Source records
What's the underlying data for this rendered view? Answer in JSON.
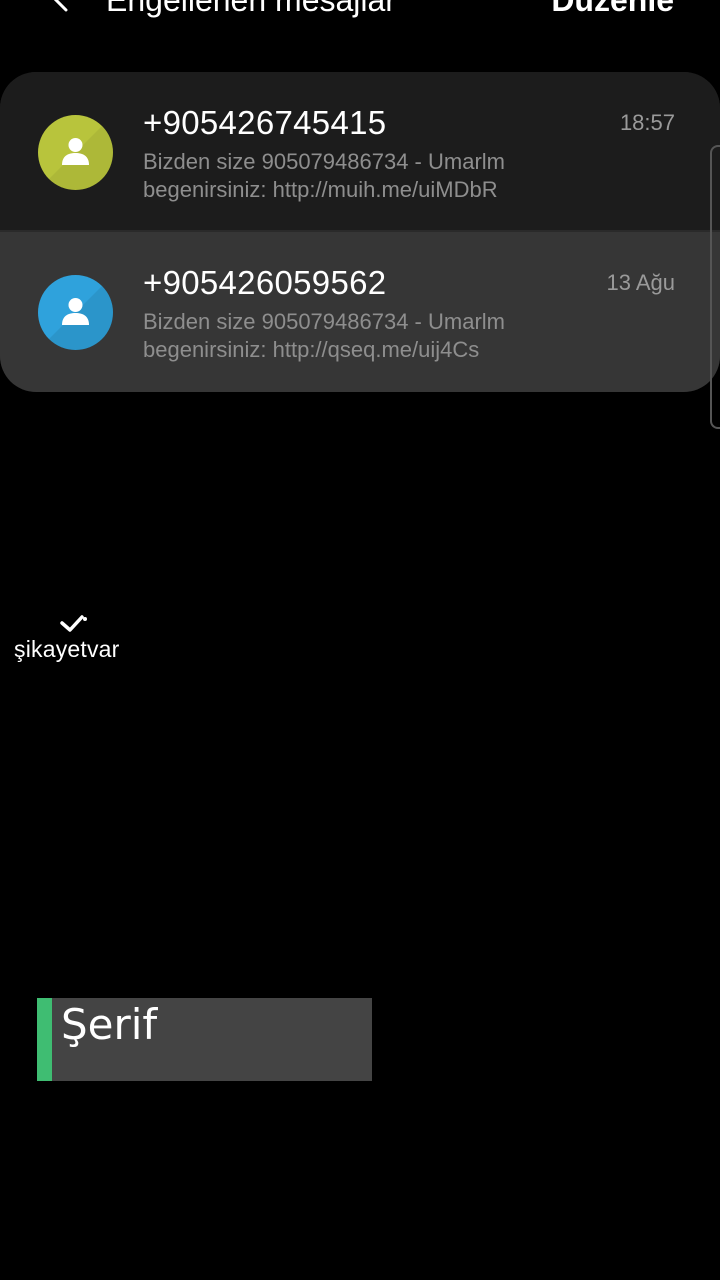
{
  "header": {
    "title": "Engellenen mesajlar",
    "edit_label": "Düzenle"
  },
  "messages": [
    {
      "sender": "+905426745415",
      "time": "18:57",
      "preview_line1": "Bizden size 905079486734 - Umarlm",
      "preview_line2": "begenirsiniz:  http://muih.me/uiMDbR",
      "avatar_color": "#b8c43c"
    },
    {
      "sender": "+905426059562",
      "time": "13 Ağu",
      "preview_line1": "Bizden size 905079486734 - Umarlm",
      "preview_line2": "begenirsiniz:  http://qseq.me/uij4Cs",
      "avatar_color": "#2fa2dc"
    }
  ],
  "watermark": {
    "text": "şikayetvar",
    "icon": "checkmark-logo-icon"
  },
  "caption": {
    "text": "Şerif",
    "accent_color": "#3fbd72"
  }
}
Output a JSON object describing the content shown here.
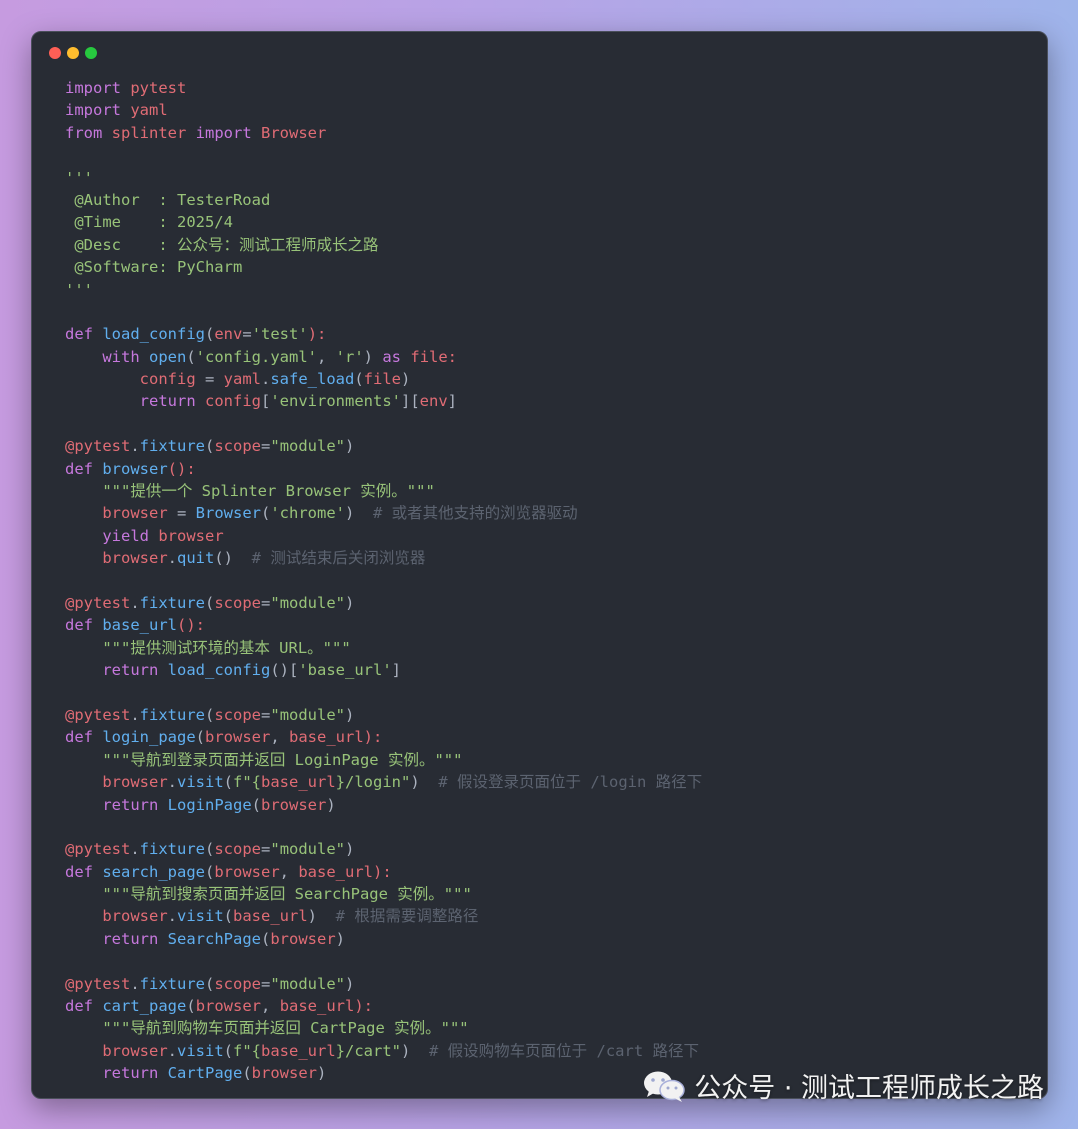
{
  "window": {
    "controls": [
      "close",
      "minimize",
      "zoom"
    ]
  },
  "code_lines": [
    [
      [
        "import",
        "kw"
      ],
      [
        " ",
        "pl"
      ],
      [
        "pytest",
        "mod"
      ]
    ],
    [
      [
        "import",
        "kw"
      ],
      [
        " ",
        "pl"
      ],
      [
        "yaml",
        "mod"
      ]
    ],
    [
      [
        "from",
        "kw"
      ],
      [
        " ",
        "pl"
      ],
      [
        "splinter",
        "mod"
      ],
      [
        " ",
        "pl"
      ],
      [
        "import",
        "kw"
      ],
      [
        " ",
        "pl"
      ],
      [
        "Browser",
        "mod"
      ]
    ],
    [],
    [
      [
        "'''",
        "str"
      ]
    ],
    [
      [
        " @Author  : TesterRoad",
        "str"
      ]
    ],
    [
      [
        " @Time    : 2025/4",
        "str"
      ]
    ],
    [
      [
        " @Desc    : 公众号：测试工程师成长之路",
        "str"
      ]
    ],
    [
      [
        " @Software: PyCharm",
        "str"
      ]
    ],
    [
      [
        "'''",
        "str"
      ]
    ],
    [],
    [
      [
        "def",
        "kw"
      ],
      [
        " ",
        "pl"
      ],
      [
        "load_config",
        "fn"
      ],
      [
        "(",
        "pl"
      ],
      [
        "env",
        "mod"
      ],
      [
        "=",
        "pl"
      ],
      [
        "'test'",
        "str"
      ],
      [
        "):",
        "mod"
      ]
    ],
    [
      [
        "    ",
        "pl"
      ],
      [
        "with",
        "kw"
      ],
      [
        " ",
        "pl"
      ],
      [
        "open",
        "fn"
      ],
      [
        "(",
        "pl"
      ],
      [
        "'config.yaml'",
        "str"
      ],
      [
        ", ",
        "pl"
      ],
      [
        "'r'",
        "str"
      ],
      [
        ") ",
        "pl"
      ],
      [
        "as",
        "kw"
      ],
      [
        " ",
        "pl"
      ],
      [
        "file:",
        "mod"
      ]
    ],
    [
      [
        "        ",
        "pl"
      ],
      [
        "config",
        "mod"
      ],
      [
        " = ",
        "pl"
      ],
      [
        "yaml",
        "mod"
      ],
      [
        ".",
        "pl"
      ],
      [
        "safe_load",
        "fn"
      ],
      [
        "(",
        "pl"
      ],
      [
        "file",
        "mod"
      ],
      [
        ")",
        "pl"
      ]
    ],
    [
      [
        "        ",
        "pl"
      ],
      [
        "return",
        "kw"
      ],
      [
        " ",
        "pl"
      ],
      [
        "config",
        "mod"
      ],
      [
        "[",
        "pl"
      ],
      [
        "'environments'",
        "str"
      ],
      [
        "][",
        "pl"
      ],
      [
        "env",
        "mod"
      ],
      [
        "]",
        "pl"
      ]
    ],
    [],
    [
      [
        "@pytest",
        "dec"
      ],
      [
        ".",
        "pl"
      ],
      [
        "fixture",
        "fn"
      ],
      [
        "(",
        "pl"
      ],
      [
        "scope",
        "mod"
      ],
      [
        "=",
        "pl"
      ],
      [
        "\"module\"",
        "str"
      ],
      [
        ")",
        "pl"
      ]
    ],
    [
      [
        "def",
        "kw"
      ],
      [
        " ",
        "pl"
      ],
      [
        "browser",
        "fn"
      ],
      [
        "():",
        "mod"
      ]
    ],
    [
      [
        "    ",
        "pl"
      ],
      [
        "\"\"\"提供一个 Splinter Browser 实例。\"\"\"",
        "str"
      ]
    ],
    [
      [
        "    ",
        "pl"
      ],
      [
        "browser",
        "mod"
      ],
      [
        " = ",
        "pl"
      ],
      [
        "Browser",
        "fn"
      ],
      [
        "(",
        "pl"
      ],
      [
        "'chrome'",
        "str"
      ],
      [
        ")  ",
        "pl"
      ],
      [
        "# 或者其他支持的浏览器驱动",
        "cmt"
      ]
    ],
    [
      [
        "    ",
        "pl"
      ],
      [
        "yield",
        "kw"
      ],
      [
        " ",
        "pl"
      ],
      [
        "browser",
        "mod"
      ]
    ],
    [
      [
        "    ",
        "pl"
      ],
      [
        "browser",
        "mod"
      ],
      [
        ".",
        "pl"
      ],
      [
        "quit",
        "fn"
      ],
      [
        "()  ",
        "pl"
      ],
      [
        "# 测试结束后关闭浏览器",
        "cmt"
      ]
    ],
    [],
    [
      [
        "@pytest",
        "dec"
      ],
      [
        ".",
        "pl"
      ],
      [
        "fixture",
        "fn"
      ],
      [
        "(",
        "pl"
      ],
      [
        "scope",
        "mod"
      ],
      [
        "=",
        "pl"
      ],
      [
        "\"module\"",
        "str"
      ],
      [
        ")",
        "pl"
      ]
    ],
    [
      [
        "def",
        "kw"
      ],
      [
        " ",
        "pl"
      ],
      [
        "base_url",
        "fn"
      ],
      [
        "():",
        "mod"
      ]
    ],
    [
      [
        "    ",
        "pl"
      ],
      [
        "\"\"\"提供测试环境的基本 URL。\"\"\"",
        "str"
      ]
    ],
    [
      [
        "    ",
        "pl"
      ],
      [
        "return",
        "kw"
      ],
      [
        " ",
        "pl"
      ],
      [
        "load_config",
        "fn"
      ],
      [
        "()[",
        "pl"
      ],
      [
        "'base_url'",
        "str"
      ],
      [
        "]",
        "pl"
      ]
    ],
    [],
    [
      [
        "@pytest",
        "dec"
      ],
      [
        ".",
        "pl"
      ],
      [
        "fixture",
        "fn"
      ],
      [
        "(",
        "pl"
      ],
      [
        "scope",
        "mod"
      ],
      [
        "=",
        "pl"
      ],
      [
        "\"module\"",
        "str"
      ],
      [
        ")",
        "pl"
      ]
    ],
    [
      [
        "def",
        "kw"
      ],
      [
        " ",
        "pl"
      ],
      [
        "login_page",
        "fn"
      ],
      [
        "(",
        "pl"
      ],
      [
        "browser",
        "mod"
      ],
      [
        ", ",
        "pl"
      ],
      [
        "base_url",
        "mod"
      ],
      [
        "):",
        "mod"
      ]
    ],
    [
      [
        "    ",
        "pl"
      ],
      [
        "\"\"\"导航到登录页面并返回 LoginPage 实例。\"\"\"",
        "str"
      ]
    ],
    [
      [
        "    ",
        "pl"
      ],
      [
        "browser",
        "mod"
      ],
      [
        ".",
        "pl"
      ],
      [
        "visit",
        "fn"
      ],
      [
        "(",
        "pl"
      ],
      [
        "f\"{",
        "str"
      ],
      [
        "base_url",
        "mod"
      ],
      [
        "}/login\"",
        "str"
      ],
      [
        ")  ",
        "pl"
      ],
      [
        "# 假设登录页面位于 /login 路径下",
        "cmt"
      ]
    ],
    [
      [
        "    ",
        "pl"
      ],
      [
        "return",
        "kw"
      ],
      [
        " ",
        "pl"
      ],
      [
        "LoginPage",
        "fn"
      ],
      [
        "(",
        "pl"
      ],
      [
        "browser",
        "mod"
      ],
      [
        ")",
        "pl"
      ]
    ],
    [],
    [
      [
        "@pytest",
        "dec"
      ],
      [
        ".",
        "pl"
      ],
      [
        "fixture",
        "fn"
      ],
      [
        "(",
        "pl"
      ],
      [
        "scope",
        "mod"
      ],
      [
        "=",
        "pl"
      ],
      [
        "\"module\"",
        "str"
      ],
      [
        ")",
        "pl"
      ]
    ],
    [
      [
        "def",
        "kw"
      ],
      [
        " ",
        "pl"
      ],
      [
        "search_page",
        "fn"
      ],
      [
        "(",
        "pl"
      ],
      [
        "browser",
        "mod"
      ],
      [
        ", ",
        "pl"
      ],
      [
        "base_url",
        "mod"
      ],
      [
        "):",
        "mod"
      ]
    ],
    [
      [
        "    ",
        "pl"
      ],
      [
        "\"\"\"导航到搜索页面并返回 SearchPage 实例。\"\"\"",
        "str"
      ]
    ],
    [
      [
        "    ",
        "pl"
      ],
      [
        "browser",
        "mod"
      ],
      [
        ".",
        "pl"
      ],
      [
        "visit",
        "fn"
      ],
      [
        "(",
        "pl"
      ],
      [
        "base_url",
        "mod"
      ],
      [
        ")  ",
        "pl"
      ],
      [
        "# 根据需要调整路径",
        "cmt"
      ]
    ],
    [
      [
        "    ",
        "pl"
      ],
      [
        "return",
        "kw"
      ],
      [
        " ",
        "pl"
      ],
      [
        "SearchPage",
        "fn"
      ],
      [
        "(",
        "pl"
      ],
      [
        "browser",
        "mod"
      ],
      [
        ")",
        "pl"
      ]
    ],
    [],
    [
      [
        "@pytest",
        "dec"
      ],
      [
        ".",
        "pl"
      ],
      [
        "fixture",
        "fn"
      ],
      [
        "(",
        "pl"
      ],
      [
        "scope",
        "mod"
      ],
      [
        "=",
        "pl"
      ],
      [
        "\"module\"",
        "str"
      ],
      [
        ")",
        "pl"
      ]
    ],
    [
      [
        "def",
        "kw"
      ],
      [
        " ",
        "pl"
      ],
      [
        "cart_page",
        "fn"
      ],
      [
        "(",
        "pl"
      ],
      [
        "browser",
        "mod"
      ],
      [
        ", ",
        "pl"
      ],
      [
        "base_url",
        "mod"
      ],
      [
        "):",
        "mod"
      ]
    ],
    [
      [
        "    ",
        "pl"
      ],
      [
        "\"\"\"导航到购物车页面并返回 CartPage 实例。\"\"\"",
        "str"
      ]
    ],
    [
      [
        "    ",
        "pl"
      ],
      [
        "browser",
        "mod"
      ],
      [
        ".",
        "pl"
      ],
      [
        "visit",
        "fn"
      ],
      [
        "(",
        "pl"
      ],
      [
        "f\"{",
        "str"
      ],
      [
        "base_url",
        "mod"
      ],
      [
        "}/cart\"",
        "str"
      ],
      [
        ")  ",
        "pl"
      ],
      [
        "# 假设购物车页面位于 /cart 路径下",
        "cmt"
      ]
    ],
    [
      [
        "    ",
        "pl"
      ],
      [
        "return",
        "kw"
      ],
      [
        " ",
        "pl"
      ],
      [
        "CartPage",
        "fn"
      ],
      [
        "(",
        "pl"
      ],
      [
        "browser",
        "mod"
      ],
      [
        ")",
        "pl"
      ]
    ]
  ],
  "watermark": {
    "icon": "wechat-icon",
    "text": "公众号 · 测试工程师成长之路"
  }
}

YOUR OBJECTIVE - Find the lines above that contain the word "icon" and collect them.

WRITTEN SOLUTION -
    "icon": "checkmark-logo-icon"
    "icon": "wechat-icon",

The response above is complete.